* **THE PROBLEM**: Below is a block of records. Copy every line in it that contains the word "money".

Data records

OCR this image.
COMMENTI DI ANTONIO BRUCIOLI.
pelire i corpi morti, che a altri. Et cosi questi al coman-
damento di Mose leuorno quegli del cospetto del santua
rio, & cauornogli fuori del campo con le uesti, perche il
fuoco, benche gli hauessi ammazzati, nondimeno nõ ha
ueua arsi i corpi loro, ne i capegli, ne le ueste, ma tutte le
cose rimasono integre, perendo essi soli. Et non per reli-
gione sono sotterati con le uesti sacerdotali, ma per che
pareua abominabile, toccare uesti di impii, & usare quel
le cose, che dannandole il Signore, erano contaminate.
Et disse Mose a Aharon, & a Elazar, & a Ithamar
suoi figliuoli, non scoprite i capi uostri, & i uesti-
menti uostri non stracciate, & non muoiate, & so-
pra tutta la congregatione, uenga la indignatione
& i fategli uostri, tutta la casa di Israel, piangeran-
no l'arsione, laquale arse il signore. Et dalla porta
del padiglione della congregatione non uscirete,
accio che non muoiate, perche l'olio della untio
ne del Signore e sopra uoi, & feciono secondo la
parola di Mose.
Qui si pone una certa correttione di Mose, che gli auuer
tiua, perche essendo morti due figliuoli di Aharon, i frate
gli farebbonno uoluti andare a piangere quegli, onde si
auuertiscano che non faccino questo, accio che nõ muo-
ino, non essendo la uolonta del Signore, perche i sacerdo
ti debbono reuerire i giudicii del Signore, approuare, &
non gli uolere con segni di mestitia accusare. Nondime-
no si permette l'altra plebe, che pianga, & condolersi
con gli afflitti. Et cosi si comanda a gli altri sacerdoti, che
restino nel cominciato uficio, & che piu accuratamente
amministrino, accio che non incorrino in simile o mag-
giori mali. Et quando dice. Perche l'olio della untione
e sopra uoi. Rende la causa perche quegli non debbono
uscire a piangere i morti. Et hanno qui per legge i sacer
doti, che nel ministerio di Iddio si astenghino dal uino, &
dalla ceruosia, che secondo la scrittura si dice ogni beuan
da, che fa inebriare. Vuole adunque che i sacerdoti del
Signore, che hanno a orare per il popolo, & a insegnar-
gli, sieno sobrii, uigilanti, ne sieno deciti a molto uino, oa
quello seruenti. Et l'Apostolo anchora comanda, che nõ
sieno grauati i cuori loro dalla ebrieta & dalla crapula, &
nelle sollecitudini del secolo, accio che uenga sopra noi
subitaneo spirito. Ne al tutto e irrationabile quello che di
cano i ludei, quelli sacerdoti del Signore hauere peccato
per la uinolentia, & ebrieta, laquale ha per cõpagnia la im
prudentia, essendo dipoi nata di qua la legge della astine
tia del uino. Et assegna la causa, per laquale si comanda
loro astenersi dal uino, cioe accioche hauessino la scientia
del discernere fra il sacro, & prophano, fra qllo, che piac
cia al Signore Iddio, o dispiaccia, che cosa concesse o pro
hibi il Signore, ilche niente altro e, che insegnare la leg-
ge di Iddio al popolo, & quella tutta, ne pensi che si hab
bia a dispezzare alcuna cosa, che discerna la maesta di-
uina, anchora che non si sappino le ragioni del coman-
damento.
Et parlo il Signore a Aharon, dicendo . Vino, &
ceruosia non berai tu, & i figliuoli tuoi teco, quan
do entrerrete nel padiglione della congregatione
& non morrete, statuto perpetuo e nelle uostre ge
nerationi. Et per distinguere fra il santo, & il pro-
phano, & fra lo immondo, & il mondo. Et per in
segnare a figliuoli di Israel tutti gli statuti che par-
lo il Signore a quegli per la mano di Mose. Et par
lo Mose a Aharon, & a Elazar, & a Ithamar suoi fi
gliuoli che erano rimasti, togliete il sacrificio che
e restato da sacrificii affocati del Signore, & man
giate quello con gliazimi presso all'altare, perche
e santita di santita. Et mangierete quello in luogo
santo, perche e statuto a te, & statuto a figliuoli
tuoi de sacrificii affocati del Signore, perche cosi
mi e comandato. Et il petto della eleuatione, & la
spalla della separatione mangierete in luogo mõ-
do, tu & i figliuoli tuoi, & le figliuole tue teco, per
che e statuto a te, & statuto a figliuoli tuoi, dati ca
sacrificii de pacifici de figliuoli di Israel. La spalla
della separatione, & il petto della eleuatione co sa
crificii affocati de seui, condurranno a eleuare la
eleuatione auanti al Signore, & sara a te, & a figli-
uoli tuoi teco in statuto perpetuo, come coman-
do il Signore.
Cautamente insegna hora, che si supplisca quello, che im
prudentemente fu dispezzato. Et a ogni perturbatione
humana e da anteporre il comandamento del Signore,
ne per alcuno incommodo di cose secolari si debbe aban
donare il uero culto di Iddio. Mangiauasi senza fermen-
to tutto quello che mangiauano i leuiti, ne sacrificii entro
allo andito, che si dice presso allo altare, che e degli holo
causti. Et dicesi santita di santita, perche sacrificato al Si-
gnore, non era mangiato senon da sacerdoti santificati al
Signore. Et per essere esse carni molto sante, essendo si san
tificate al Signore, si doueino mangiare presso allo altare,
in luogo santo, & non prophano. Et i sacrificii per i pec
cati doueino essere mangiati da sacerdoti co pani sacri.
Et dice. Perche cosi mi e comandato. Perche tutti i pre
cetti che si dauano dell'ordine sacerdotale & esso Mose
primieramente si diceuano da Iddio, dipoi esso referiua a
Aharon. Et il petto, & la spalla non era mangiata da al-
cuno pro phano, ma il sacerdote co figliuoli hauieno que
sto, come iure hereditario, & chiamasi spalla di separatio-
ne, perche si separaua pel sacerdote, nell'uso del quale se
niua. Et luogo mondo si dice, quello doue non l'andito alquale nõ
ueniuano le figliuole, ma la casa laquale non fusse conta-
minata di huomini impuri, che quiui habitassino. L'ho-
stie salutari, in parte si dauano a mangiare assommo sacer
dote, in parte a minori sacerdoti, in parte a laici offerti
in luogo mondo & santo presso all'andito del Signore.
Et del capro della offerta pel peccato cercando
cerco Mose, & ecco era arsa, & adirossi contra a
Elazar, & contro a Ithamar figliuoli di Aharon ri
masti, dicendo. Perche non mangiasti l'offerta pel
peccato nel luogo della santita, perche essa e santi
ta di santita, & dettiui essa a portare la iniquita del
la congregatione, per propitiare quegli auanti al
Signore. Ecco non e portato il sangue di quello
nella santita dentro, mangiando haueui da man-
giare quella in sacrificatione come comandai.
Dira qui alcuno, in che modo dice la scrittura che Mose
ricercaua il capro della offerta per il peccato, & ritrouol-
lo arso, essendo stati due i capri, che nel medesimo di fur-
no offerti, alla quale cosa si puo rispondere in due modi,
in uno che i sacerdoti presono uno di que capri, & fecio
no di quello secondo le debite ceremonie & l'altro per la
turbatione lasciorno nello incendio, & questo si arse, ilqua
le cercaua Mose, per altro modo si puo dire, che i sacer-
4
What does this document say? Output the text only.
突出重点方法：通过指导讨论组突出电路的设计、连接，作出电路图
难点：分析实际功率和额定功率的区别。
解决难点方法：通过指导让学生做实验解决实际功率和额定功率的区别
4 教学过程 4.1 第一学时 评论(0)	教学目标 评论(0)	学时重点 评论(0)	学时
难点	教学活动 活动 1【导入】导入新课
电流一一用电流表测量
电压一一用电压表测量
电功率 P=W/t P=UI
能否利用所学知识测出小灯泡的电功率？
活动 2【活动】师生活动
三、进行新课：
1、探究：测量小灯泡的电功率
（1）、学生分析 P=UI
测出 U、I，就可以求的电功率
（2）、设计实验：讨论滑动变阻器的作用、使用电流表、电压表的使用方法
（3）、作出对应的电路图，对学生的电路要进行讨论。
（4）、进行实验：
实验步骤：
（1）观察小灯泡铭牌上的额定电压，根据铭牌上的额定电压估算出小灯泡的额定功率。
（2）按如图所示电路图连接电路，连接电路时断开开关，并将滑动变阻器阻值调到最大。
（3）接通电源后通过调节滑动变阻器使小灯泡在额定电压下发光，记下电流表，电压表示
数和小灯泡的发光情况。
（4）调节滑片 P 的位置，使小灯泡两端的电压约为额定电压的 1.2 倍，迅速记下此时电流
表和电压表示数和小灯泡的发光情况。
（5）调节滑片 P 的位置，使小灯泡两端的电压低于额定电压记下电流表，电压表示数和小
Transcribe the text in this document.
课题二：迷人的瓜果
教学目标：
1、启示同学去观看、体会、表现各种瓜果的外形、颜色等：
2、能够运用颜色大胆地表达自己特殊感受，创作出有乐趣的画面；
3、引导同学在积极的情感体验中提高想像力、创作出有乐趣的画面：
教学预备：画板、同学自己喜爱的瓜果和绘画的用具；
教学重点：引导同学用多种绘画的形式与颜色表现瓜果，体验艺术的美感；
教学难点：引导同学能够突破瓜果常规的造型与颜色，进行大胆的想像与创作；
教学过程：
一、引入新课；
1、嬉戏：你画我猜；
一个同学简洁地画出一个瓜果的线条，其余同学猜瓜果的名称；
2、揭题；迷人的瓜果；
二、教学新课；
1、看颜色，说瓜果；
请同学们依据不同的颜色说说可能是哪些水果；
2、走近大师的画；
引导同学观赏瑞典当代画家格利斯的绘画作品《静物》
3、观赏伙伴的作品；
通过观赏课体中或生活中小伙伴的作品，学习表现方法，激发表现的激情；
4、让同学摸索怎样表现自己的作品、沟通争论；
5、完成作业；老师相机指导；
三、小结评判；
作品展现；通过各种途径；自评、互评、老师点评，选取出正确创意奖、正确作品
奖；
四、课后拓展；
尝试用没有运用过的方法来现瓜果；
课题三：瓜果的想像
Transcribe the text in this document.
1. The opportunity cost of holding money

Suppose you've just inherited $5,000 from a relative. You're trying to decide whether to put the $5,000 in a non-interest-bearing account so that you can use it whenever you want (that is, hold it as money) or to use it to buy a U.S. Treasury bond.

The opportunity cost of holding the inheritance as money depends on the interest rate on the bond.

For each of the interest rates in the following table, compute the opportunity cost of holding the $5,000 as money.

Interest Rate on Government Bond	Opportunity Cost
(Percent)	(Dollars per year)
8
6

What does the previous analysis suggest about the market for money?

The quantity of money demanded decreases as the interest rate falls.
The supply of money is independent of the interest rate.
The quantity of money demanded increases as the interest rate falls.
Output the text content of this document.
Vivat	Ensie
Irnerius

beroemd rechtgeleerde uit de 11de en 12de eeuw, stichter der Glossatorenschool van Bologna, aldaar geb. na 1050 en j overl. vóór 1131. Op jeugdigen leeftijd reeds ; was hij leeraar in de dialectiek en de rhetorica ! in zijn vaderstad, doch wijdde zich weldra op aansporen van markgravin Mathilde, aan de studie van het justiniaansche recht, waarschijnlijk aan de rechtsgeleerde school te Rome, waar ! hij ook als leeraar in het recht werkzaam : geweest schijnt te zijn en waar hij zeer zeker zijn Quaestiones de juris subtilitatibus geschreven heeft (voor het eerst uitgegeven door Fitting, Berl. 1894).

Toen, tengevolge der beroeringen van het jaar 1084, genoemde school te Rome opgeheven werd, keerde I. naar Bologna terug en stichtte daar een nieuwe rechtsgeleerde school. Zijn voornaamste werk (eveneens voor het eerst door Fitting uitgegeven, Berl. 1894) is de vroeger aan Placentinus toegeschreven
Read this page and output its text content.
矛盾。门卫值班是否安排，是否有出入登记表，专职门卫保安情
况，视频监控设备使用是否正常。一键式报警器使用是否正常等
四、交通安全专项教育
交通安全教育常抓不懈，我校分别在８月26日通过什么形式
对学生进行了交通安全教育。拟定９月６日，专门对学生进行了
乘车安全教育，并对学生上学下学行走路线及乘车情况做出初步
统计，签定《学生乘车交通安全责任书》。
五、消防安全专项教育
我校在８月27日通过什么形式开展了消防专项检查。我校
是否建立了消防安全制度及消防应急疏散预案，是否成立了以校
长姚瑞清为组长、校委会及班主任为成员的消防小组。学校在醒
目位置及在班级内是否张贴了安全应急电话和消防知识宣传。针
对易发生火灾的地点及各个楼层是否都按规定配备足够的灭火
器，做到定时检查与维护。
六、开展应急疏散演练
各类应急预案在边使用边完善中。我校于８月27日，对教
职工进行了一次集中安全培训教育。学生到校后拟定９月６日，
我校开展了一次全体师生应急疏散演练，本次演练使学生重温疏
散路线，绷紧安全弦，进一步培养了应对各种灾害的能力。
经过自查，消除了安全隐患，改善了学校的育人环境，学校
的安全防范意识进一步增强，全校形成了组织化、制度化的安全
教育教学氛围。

* **REPLY TO THE TASK**:
1. The opportunity cost of holding money
Suppose you've just inherited $5,000 from a relative. You're trying to decide whether to put the $5,000 in a non-interest-bearing account so that you can use it whenever you want (that is, hold it as money) or to use it to buy a U.S. Treasury bond.
The opportunity cost of holding the inheritance as money depends on the interest rate on the bond.
For each of the interest rates in the following table, compute the opportunity cost of holding the $5,000 as money.
What does the previous analysis suggest about the market for money?
The quantity of money demanded decreases as the interest rate falls.
The supply of money is independent of the interest rate.
The quantity of money demanded increases as the interest rate falls.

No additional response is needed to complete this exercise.